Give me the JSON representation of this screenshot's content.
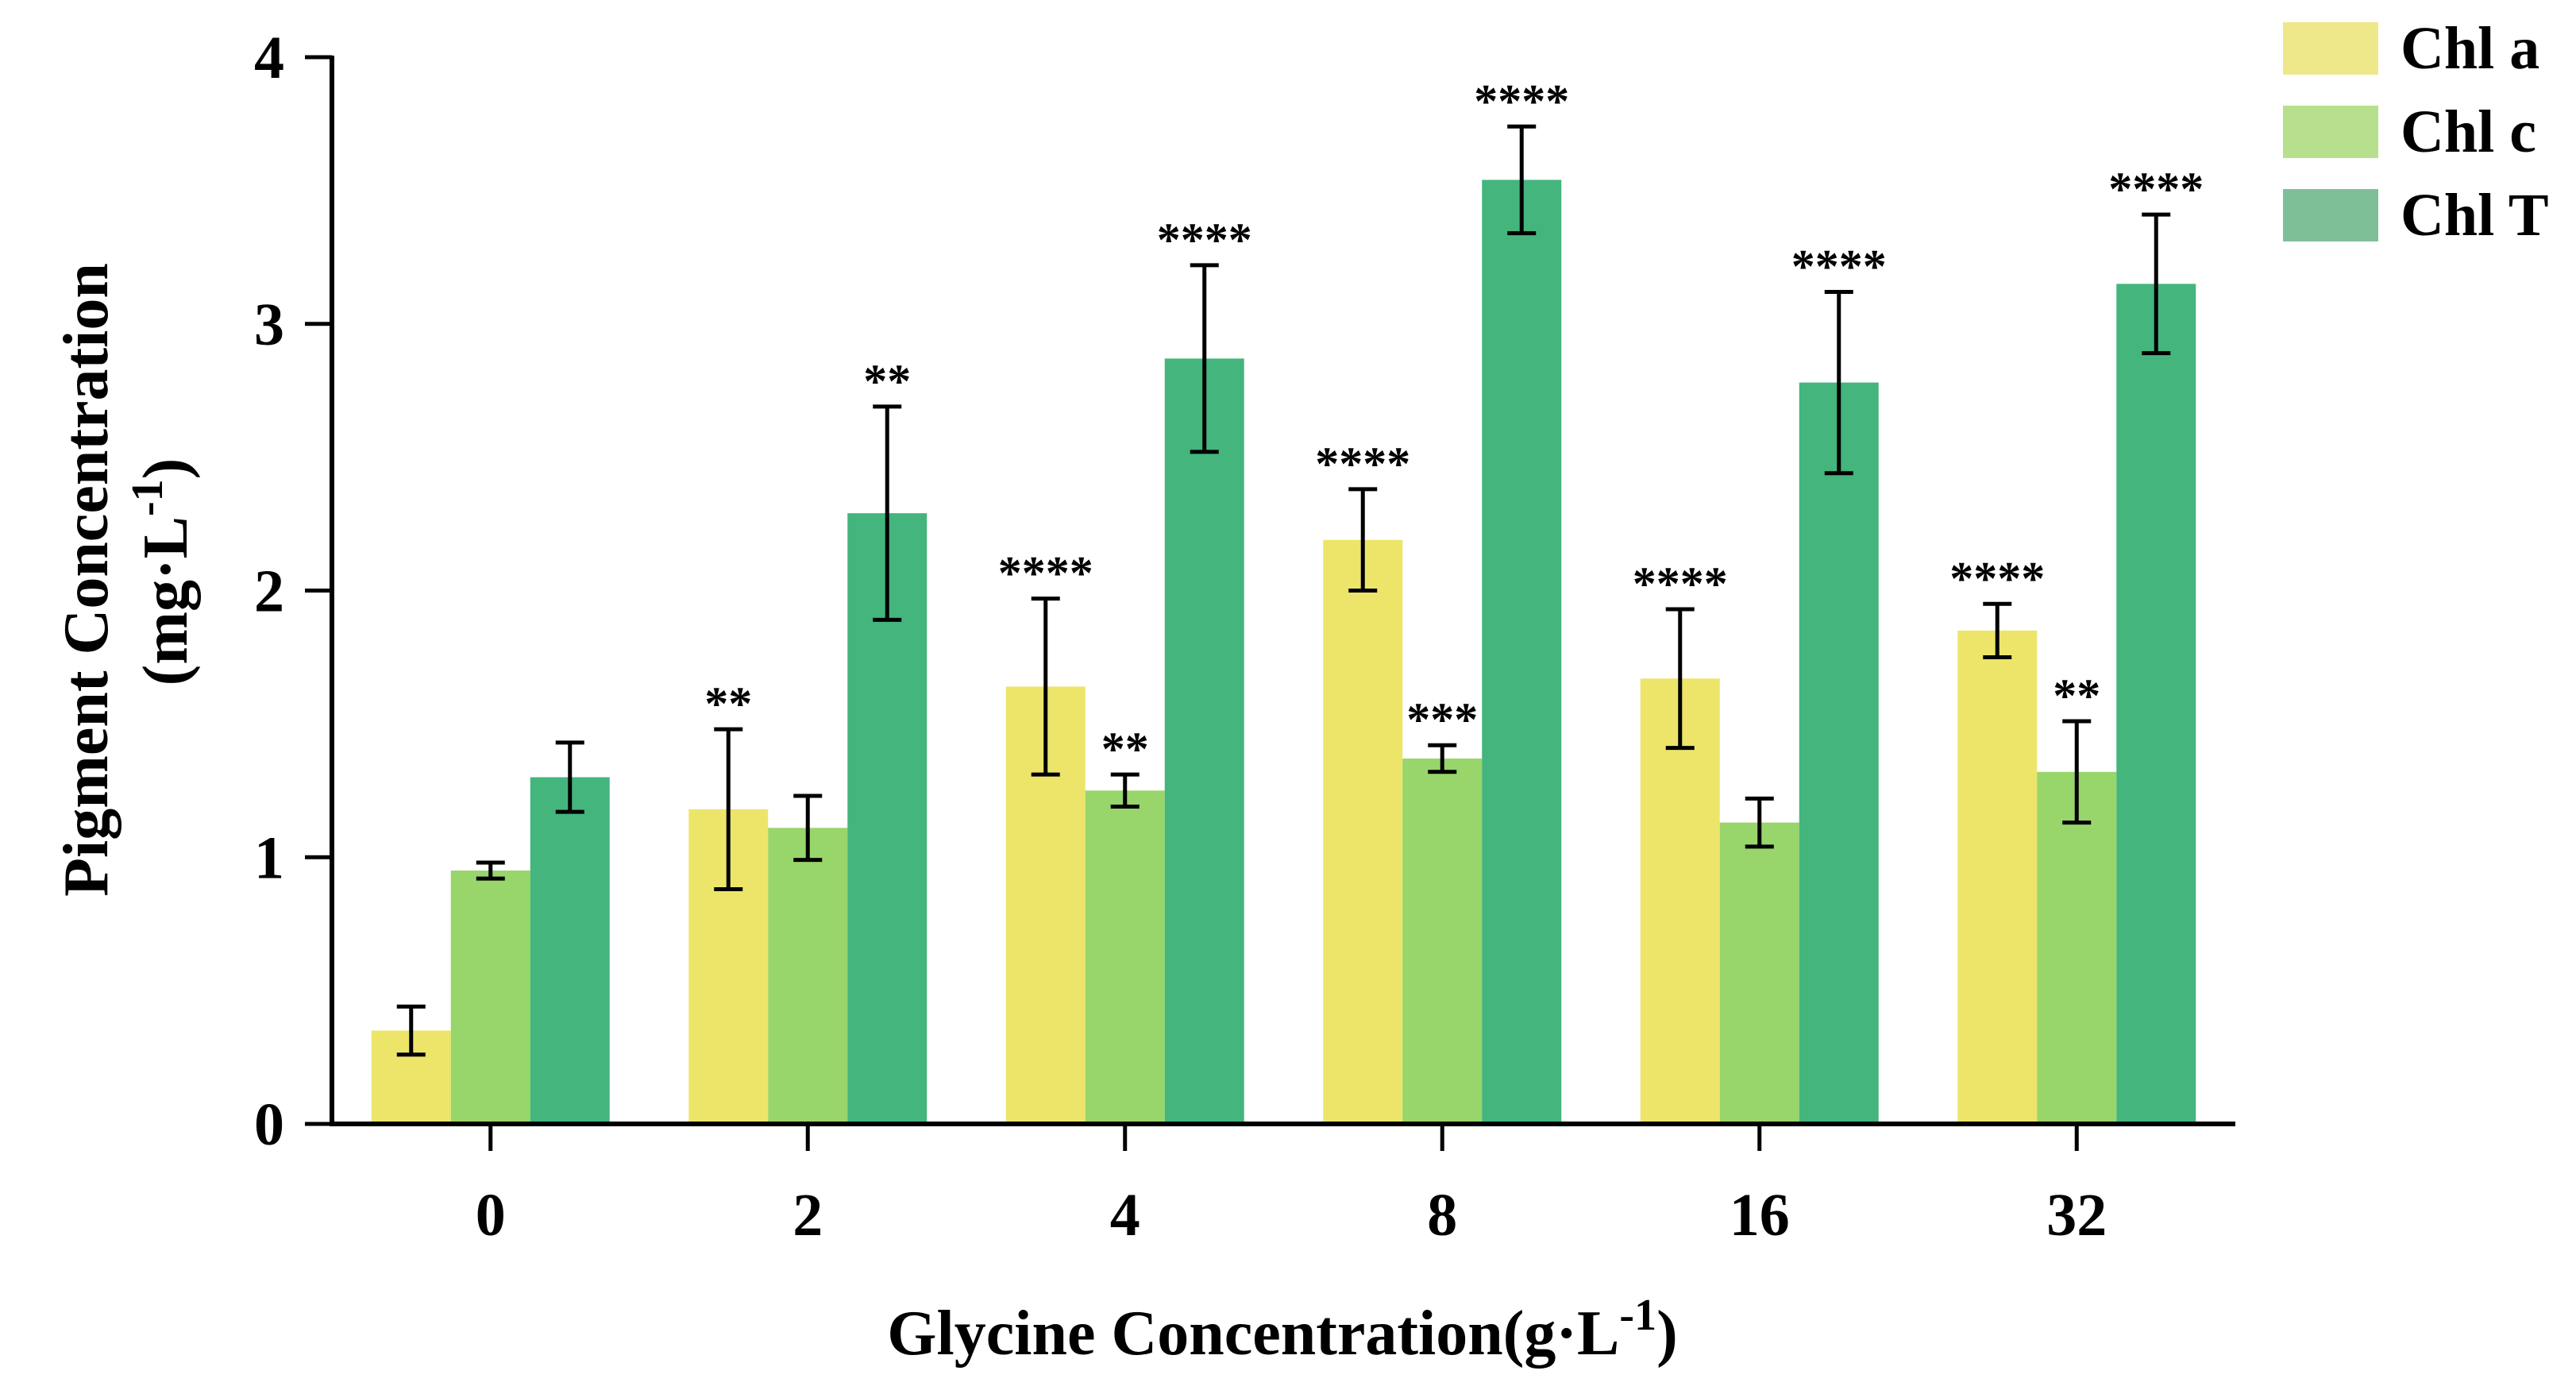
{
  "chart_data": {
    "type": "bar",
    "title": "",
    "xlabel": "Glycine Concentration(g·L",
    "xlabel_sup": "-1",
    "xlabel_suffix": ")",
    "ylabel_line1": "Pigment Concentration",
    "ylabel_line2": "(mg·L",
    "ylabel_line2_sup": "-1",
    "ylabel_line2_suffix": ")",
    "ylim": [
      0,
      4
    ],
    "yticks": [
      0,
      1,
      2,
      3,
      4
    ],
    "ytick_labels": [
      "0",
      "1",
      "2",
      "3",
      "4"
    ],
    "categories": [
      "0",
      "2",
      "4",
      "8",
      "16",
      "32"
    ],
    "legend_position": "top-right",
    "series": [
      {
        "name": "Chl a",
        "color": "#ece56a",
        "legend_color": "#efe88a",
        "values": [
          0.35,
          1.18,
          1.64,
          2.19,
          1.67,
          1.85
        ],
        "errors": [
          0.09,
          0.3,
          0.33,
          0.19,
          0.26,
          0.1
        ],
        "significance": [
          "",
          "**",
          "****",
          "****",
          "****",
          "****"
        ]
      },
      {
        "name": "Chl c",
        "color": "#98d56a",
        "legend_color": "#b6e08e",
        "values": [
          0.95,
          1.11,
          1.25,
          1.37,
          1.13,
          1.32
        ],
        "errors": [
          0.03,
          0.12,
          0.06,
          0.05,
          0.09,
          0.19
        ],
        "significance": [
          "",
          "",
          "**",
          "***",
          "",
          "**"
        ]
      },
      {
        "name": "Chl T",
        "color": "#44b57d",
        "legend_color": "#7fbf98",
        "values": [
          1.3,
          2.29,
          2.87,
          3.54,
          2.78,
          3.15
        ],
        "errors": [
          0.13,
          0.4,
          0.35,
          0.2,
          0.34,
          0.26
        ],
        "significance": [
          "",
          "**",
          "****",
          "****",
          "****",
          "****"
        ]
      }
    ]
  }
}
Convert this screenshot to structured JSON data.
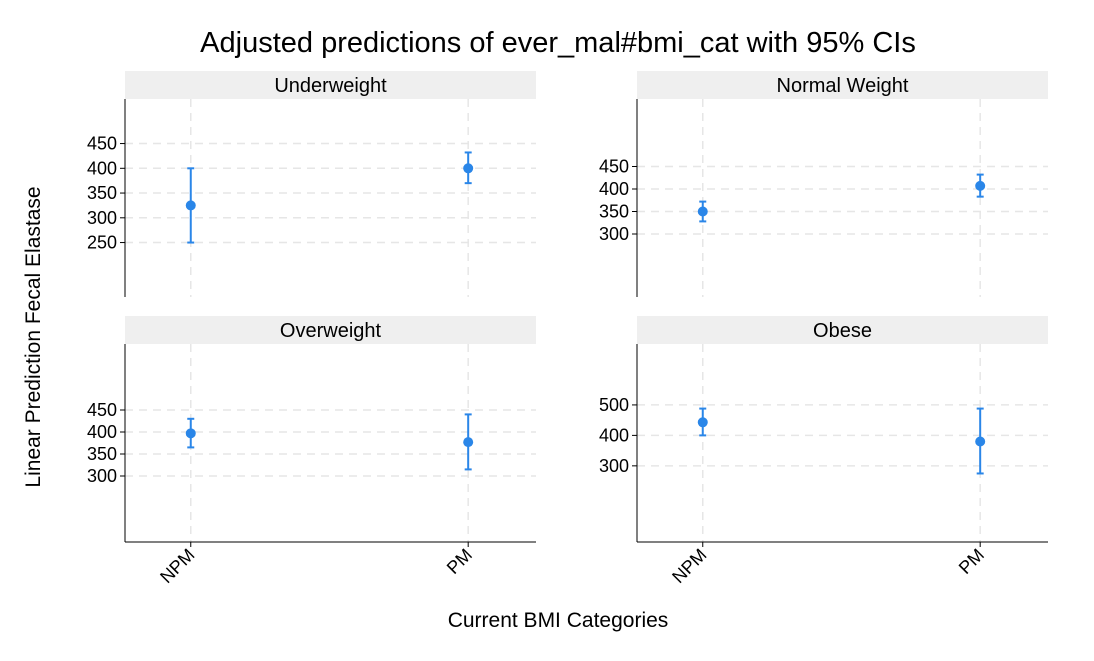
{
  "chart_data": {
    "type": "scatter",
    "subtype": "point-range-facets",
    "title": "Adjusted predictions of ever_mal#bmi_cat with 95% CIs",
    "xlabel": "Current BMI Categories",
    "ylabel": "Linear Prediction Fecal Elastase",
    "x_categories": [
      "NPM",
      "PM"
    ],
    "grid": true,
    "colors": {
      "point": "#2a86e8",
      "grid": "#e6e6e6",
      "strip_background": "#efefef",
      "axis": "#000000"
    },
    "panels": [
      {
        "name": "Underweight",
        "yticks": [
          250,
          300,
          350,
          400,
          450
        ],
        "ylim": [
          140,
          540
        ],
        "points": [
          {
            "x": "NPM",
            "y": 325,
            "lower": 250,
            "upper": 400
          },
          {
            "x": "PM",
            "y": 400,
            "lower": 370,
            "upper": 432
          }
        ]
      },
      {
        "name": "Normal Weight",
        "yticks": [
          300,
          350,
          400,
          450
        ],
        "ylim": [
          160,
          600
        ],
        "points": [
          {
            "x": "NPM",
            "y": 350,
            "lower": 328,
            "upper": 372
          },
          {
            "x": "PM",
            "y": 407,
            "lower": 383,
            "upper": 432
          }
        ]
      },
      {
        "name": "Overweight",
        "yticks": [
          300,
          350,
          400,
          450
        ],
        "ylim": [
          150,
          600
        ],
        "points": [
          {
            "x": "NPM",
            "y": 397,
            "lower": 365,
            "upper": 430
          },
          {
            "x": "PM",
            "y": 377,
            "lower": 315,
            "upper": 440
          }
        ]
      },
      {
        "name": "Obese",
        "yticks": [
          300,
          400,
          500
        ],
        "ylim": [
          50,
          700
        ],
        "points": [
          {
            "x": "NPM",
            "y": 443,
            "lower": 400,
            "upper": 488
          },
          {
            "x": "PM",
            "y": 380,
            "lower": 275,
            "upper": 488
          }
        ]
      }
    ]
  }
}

### WHAT IS REQUIRED
Using the listing above, show each line holding the string "upper".

### TASK RESULT
            "upper": 400
            "upper": 432
            "upper": 372
            "upper": 432
            "upper": 430
            "upper": 440
            "upper": 488
            "upper": 488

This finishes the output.